**Instructions for the task**
Which lines contain the word "Manches"? Return each of them as written.

[start The input]

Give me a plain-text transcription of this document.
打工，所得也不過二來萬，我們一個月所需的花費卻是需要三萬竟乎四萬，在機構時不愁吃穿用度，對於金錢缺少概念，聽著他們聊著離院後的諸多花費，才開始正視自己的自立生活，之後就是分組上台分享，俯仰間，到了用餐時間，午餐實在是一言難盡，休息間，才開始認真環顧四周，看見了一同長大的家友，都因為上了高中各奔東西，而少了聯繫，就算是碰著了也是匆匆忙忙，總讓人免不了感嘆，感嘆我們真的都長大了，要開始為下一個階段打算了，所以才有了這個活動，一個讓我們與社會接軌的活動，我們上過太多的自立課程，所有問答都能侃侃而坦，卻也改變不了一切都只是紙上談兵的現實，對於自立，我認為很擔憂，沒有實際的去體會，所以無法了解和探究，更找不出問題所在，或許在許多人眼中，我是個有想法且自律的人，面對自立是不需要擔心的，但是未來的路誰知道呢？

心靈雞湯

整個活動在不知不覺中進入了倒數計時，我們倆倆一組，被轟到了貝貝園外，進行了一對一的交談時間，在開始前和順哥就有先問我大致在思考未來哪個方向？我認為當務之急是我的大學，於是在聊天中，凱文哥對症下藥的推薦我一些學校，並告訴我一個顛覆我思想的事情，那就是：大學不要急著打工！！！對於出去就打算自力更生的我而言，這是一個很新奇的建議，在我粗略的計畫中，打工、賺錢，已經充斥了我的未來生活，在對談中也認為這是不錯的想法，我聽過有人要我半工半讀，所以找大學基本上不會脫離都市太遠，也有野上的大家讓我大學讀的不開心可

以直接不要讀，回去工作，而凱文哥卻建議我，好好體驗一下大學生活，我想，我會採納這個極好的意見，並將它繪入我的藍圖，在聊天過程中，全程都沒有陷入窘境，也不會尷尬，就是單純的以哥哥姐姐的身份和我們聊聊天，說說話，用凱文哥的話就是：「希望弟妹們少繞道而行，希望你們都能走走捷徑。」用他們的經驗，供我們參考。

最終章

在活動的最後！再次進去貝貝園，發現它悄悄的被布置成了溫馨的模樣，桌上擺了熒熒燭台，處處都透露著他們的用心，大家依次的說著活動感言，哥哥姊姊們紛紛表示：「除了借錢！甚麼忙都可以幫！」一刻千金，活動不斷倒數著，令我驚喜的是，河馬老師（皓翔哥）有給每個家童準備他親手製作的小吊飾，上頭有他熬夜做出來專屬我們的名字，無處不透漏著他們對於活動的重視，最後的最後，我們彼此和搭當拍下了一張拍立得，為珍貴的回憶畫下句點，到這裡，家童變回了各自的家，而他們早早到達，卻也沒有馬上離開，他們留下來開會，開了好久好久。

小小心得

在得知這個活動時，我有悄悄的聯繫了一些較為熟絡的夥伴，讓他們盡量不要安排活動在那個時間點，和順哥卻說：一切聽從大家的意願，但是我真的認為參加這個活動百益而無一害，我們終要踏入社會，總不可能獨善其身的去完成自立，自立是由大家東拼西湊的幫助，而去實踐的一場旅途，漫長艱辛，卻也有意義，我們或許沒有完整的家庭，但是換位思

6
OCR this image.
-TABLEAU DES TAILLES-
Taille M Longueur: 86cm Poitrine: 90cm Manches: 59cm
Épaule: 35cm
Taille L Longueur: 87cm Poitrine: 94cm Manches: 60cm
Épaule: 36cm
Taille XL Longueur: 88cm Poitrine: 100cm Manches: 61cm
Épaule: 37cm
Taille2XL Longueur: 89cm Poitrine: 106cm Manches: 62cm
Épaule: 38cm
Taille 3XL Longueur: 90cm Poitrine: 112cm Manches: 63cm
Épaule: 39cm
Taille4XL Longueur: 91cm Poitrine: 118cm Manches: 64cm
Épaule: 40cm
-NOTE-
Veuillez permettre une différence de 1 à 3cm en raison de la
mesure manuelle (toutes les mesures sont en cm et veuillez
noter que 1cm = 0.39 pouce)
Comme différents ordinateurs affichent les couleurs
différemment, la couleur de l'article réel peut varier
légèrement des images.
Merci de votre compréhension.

[end The input]

**Result of the exercise**
Taille M Longueur: 86cm Poitrine: 90cm Manches: 59cm
Taille L Longueur: 87cm Poitrine: 94cm Manches: 60cm
Taille XL Longueur: 88cm Poitrine: 100cm Manches: 61cm
Taille2XL Longueur: 89cm Poitrine: 106cm Manches: 62cm
Taille 3XL Longueur: 90cm Poitrine: 112cm Manches: 63cm
Taille4XL Longueur: 91cm Poitrine: 118cm Manches: 64cm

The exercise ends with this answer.